_Records for this task_
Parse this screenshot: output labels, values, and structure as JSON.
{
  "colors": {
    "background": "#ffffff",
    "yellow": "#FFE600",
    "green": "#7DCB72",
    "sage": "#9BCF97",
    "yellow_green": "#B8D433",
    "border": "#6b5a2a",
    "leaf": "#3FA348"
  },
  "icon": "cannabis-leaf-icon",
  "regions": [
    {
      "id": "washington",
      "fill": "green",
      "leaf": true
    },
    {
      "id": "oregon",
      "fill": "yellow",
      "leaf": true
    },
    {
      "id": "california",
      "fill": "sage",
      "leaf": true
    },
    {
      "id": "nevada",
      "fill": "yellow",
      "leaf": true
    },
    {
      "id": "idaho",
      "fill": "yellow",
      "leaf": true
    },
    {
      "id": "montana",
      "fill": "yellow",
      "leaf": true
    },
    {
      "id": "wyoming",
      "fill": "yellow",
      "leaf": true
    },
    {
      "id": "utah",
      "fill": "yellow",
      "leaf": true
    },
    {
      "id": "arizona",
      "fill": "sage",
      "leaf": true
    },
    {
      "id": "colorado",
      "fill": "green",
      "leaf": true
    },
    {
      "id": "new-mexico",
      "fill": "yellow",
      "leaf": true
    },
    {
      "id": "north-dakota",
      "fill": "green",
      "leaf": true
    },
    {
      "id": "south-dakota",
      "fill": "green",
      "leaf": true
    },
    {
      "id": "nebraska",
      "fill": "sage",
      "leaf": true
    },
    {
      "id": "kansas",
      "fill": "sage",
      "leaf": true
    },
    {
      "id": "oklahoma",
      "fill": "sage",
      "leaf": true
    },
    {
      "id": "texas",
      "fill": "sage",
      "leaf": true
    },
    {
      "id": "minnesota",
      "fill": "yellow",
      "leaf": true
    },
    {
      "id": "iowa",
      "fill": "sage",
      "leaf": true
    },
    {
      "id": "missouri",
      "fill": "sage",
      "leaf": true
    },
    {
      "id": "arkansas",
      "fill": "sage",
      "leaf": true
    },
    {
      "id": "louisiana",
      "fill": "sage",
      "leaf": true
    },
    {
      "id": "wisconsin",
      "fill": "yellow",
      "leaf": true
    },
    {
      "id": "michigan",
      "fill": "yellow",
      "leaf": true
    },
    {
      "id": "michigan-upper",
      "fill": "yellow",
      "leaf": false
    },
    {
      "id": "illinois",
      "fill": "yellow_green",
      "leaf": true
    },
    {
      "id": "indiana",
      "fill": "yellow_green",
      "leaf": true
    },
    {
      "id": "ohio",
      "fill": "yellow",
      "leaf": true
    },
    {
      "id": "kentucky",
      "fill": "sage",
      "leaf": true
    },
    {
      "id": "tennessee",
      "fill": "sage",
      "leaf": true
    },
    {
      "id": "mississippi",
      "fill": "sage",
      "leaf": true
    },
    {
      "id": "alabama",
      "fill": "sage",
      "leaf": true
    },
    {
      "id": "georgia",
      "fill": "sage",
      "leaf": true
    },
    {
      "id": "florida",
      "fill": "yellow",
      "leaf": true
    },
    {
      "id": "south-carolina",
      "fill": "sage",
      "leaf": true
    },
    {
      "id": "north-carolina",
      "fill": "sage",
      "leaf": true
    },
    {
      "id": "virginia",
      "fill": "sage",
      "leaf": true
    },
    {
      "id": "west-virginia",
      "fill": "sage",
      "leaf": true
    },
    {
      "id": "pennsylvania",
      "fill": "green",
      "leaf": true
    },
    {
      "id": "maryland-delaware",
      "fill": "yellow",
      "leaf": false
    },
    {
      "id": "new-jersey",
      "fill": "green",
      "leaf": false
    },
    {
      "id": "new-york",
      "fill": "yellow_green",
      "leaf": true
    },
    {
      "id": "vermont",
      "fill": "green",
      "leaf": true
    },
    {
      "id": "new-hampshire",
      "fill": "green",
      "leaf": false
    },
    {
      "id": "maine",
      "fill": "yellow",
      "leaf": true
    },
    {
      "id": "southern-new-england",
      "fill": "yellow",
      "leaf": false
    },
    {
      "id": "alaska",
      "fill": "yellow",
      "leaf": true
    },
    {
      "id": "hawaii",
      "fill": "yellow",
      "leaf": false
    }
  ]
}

_Short problem_
Copy down every line of the material above that includes the string "carolina".

_Task output_
      "id": "south-carolina",
      "id": "north-carolina",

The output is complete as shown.